### Written task 1
Answer these questions from the excerpt on SQL for data engineers:
(a) Which four SQL features does the excerpt say data engineers should know how to use subqueries with?
(b) How many main aggregate functions in SQL does the excerpt name?
(c) In which database system will the interview questions be solved?

──────────────────────────────

Any candidate interviewing for a data engineer job should know what subqueries are and how to write them.

Sometimes subqueries are described as a query in another query. They allow us to perform complex SQL operations.

Data engineers should also know how to use subqueries with various SQL features: WHERE, HAVING, FROM, SELECT.

Aggregate functions

An essential SQL feature to summarize large volumes of data. Aggregate functions are often used with GROUP BY statements to separate rows into groups and aggregate values for each group. Other times, you’ll need to aggregate data for the entire table.

There are five main aggregate functions in SQL:

SUM() finds the total sum of all numeric values in a column.
COUNT() finds the number of rows in the entire table or a group
MIN and MAX() are used to find the highest and lowest values in a table or a group.
AVG() calculates the average of all values in the column or a group

You can use these aggregate functions within a subquery to set conditions for WHERE and HAVING clauses.

You can find many examples of SQL Interview Questions involving aggregate functions on our blog.

In this article, we’ll solve interview questions in PostgreSQL, which has a wide variety of aggregate functions. Go to PostgreSQL documentation for a full list.

NULL values

Data engineers sometimes have to do what other data scientists don’t want to do - deal with NULL values.

Removing or replacing NULL values can improve the quality of data, which can make data more accessible and easy to work with.

──────────────────────────────

### Written task 2
In the entries, retype the lines from the one containing "Patent image size: (412, 817)." through the one containing "The ¼ wavelength plate 16 is at (227, 460).", both included.

──────────────────────────────

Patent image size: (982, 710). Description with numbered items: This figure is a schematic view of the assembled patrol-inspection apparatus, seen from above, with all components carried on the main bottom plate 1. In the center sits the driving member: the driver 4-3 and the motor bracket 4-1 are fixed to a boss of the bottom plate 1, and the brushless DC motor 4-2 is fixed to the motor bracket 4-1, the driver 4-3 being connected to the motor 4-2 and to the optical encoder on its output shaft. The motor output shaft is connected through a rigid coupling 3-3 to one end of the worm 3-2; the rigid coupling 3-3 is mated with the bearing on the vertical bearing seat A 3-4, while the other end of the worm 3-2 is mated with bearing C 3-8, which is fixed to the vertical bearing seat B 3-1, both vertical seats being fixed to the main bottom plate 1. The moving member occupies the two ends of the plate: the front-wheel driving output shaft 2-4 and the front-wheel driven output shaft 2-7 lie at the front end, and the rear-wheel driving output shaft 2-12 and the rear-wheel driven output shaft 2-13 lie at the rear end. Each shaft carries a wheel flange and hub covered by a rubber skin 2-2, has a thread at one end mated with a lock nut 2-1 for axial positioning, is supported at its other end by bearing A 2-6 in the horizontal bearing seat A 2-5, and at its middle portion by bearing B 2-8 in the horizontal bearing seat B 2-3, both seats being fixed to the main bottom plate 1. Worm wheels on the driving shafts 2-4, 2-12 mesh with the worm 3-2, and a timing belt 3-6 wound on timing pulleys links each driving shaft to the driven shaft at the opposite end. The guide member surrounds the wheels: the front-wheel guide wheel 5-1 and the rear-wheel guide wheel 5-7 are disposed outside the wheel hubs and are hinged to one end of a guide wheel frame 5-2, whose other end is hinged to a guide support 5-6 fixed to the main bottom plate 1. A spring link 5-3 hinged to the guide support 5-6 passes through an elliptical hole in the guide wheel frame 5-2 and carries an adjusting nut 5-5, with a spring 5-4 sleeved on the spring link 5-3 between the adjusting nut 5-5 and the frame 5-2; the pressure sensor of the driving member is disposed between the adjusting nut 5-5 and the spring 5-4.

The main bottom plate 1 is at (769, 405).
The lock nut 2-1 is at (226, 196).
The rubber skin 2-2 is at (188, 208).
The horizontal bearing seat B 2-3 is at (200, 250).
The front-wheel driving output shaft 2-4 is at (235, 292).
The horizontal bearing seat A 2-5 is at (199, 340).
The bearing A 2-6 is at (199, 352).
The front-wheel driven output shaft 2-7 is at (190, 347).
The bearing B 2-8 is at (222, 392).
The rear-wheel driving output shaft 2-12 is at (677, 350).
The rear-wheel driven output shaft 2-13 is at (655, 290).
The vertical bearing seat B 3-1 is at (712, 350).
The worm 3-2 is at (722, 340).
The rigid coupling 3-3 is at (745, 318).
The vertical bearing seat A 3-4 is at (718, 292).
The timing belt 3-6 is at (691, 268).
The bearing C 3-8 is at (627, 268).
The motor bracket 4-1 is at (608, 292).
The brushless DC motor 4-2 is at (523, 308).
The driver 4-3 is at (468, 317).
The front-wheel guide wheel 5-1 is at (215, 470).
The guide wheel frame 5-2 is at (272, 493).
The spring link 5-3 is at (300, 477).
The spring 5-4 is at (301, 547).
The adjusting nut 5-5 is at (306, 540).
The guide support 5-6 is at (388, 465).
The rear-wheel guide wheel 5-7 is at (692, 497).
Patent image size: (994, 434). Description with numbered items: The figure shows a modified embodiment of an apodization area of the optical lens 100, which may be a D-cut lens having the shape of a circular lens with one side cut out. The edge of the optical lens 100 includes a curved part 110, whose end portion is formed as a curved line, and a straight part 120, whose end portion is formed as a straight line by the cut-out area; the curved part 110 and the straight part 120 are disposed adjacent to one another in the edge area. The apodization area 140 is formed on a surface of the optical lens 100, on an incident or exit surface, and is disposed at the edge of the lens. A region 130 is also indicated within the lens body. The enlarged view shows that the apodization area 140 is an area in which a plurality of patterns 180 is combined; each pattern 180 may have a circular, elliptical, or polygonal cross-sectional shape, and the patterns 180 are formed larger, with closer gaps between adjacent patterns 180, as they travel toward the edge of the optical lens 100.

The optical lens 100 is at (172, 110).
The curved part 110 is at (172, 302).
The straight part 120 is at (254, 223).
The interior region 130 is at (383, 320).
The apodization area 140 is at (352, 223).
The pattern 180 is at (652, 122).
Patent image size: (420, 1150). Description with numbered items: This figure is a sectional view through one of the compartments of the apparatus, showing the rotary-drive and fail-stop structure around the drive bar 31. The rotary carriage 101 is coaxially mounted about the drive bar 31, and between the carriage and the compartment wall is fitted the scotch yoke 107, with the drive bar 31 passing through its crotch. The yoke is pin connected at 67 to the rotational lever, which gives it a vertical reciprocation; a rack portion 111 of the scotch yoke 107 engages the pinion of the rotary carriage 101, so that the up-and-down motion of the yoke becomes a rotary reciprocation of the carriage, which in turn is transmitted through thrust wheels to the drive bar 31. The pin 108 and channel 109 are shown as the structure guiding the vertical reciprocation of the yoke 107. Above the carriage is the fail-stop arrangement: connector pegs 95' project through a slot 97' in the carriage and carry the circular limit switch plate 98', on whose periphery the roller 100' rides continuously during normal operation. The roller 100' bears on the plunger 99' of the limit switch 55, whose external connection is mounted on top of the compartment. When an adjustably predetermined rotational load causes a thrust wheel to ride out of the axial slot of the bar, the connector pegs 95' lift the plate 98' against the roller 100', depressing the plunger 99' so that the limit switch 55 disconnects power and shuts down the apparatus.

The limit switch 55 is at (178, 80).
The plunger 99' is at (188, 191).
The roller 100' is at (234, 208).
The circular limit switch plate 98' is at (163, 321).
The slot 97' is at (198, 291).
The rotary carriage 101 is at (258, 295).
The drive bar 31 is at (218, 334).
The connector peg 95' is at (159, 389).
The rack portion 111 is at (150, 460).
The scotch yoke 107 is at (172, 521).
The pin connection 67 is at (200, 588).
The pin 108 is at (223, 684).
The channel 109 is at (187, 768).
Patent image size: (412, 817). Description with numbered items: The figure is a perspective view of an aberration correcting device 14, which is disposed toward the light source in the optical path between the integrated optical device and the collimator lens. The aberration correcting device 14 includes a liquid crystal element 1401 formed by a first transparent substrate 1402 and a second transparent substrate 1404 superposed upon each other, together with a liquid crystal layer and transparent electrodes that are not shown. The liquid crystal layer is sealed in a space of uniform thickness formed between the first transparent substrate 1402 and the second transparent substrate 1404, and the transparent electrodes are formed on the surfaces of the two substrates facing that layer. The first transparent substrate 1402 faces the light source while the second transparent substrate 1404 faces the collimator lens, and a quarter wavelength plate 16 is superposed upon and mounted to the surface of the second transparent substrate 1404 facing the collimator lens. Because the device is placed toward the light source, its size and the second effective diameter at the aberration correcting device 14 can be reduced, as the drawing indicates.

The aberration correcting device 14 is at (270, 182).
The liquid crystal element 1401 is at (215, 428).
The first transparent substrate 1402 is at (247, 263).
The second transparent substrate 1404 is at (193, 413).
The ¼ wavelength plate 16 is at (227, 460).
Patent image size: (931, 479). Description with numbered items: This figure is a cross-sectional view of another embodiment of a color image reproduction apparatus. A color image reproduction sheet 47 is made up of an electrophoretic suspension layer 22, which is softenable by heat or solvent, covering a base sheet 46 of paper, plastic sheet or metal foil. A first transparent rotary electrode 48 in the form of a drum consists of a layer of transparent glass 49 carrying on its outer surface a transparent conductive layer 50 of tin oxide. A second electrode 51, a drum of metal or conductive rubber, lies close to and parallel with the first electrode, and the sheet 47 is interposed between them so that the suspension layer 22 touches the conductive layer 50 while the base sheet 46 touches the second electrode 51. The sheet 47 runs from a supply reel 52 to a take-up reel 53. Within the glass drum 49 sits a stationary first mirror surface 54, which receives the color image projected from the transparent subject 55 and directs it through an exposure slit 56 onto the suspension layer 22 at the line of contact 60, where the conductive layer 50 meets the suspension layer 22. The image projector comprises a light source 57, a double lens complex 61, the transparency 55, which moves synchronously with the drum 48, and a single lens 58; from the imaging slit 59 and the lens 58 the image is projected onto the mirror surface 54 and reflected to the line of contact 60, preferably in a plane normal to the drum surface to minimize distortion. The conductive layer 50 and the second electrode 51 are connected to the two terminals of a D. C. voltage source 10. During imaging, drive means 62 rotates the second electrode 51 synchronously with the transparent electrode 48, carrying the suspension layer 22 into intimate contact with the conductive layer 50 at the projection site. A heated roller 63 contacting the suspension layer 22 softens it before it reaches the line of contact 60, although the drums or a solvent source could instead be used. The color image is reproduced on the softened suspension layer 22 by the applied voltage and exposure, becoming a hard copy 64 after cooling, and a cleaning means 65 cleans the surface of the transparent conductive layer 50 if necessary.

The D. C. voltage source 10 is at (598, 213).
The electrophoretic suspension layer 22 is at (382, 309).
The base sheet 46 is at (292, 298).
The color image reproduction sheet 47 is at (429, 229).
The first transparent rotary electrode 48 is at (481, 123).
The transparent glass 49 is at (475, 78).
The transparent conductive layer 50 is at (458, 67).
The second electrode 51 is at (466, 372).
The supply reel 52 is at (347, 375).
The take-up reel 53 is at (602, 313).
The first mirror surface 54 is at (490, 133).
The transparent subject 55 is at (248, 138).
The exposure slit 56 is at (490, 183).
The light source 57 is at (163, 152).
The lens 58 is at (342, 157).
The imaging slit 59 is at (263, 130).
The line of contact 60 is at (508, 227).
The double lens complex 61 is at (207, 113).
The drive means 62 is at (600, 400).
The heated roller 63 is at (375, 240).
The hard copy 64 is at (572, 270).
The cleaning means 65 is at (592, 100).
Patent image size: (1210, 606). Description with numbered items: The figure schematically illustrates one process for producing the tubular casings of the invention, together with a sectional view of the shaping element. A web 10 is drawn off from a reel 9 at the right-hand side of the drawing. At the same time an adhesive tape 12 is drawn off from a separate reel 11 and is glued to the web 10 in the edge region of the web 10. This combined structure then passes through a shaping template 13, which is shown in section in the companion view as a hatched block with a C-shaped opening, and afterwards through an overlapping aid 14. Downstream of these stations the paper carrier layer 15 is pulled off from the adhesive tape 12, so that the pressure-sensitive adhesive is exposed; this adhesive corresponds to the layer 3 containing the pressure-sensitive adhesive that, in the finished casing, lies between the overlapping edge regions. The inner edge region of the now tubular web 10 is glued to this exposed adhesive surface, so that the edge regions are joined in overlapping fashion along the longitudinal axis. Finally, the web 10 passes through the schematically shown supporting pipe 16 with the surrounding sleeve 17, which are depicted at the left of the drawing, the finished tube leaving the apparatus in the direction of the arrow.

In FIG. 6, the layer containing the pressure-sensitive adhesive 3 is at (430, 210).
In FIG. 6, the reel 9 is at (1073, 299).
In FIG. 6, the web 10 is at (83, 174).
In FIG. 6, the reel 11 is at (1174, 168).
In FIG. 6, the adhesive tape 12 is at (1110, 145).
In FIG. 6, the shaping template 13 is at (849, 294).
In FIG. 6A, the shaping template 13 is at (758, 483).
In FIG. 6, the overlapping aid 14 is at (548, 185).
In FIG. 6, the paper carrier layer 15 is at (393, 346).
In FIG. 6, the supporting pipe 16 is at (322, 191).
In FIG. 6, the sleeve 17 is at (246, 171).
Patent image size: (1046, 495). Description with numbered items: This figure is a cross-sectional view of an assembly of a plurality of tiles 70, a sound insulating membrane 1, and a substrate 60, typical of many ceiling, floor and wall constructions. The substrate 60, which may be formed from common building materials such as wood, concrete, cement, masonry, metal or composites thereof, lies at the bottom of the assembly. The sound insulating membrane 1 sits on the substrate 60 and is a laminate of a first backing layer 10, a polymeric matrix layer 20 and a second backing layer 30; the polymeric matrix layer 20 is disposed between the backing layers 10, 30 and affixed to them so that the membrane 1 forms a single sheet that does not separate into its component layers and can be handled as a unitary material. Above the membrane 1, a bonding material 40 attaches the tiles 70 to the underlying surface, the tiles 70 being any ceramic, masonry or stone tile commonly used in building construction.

──────────────────────────────

### Response 1
(a) WHERE, HAVING, FROM and SELECT.
(b) Five.
(c) PostgreSQL.

### Response 2
Patent image size: (412, 817). Description with numbered items: The figure is a perspective view of an aberration correcting device 14, which is disposed toward the light source in the optical path between the integrated optical device and the collimator lens. The aberration correcting device 14 includes a liquid crystal element 1401 formed by a first transparent substrate 1402 and a second transparent substrate 1404 superposed upon each other, together with a liquid crystal layer and transparent electrodes that are not shown. The liquid crystal layer is sealed in a space of uniform thickness formed between the first transparent substrate 1402 and the second transparent substrate 1404, and the transparent electrodes are formed on the surfaces of the two substrates facing that layer. The first transparent substrate 1402 faces the light source while the second transparent substrate 1404 faces the collimator lens, and a quarter wavelength plate 16 is superposed upon and mounted to the surface of the second transparent substrate 1404 facing the collimator lens. Because the device is placed toward the light source, its size and the second effective diameter at the aberration correcting device 14 can be reduced, as the drawing indicates.

The aberration correcting device 14 is at (270, 182).
The liquid crystal element 1401 is at (215, 428).
The first transparent substrate 1402 is at (247, 263).
The second transparent substrate 1404 is at (193, 413).
The ¼ wavelength plate 16 is at (227, 460).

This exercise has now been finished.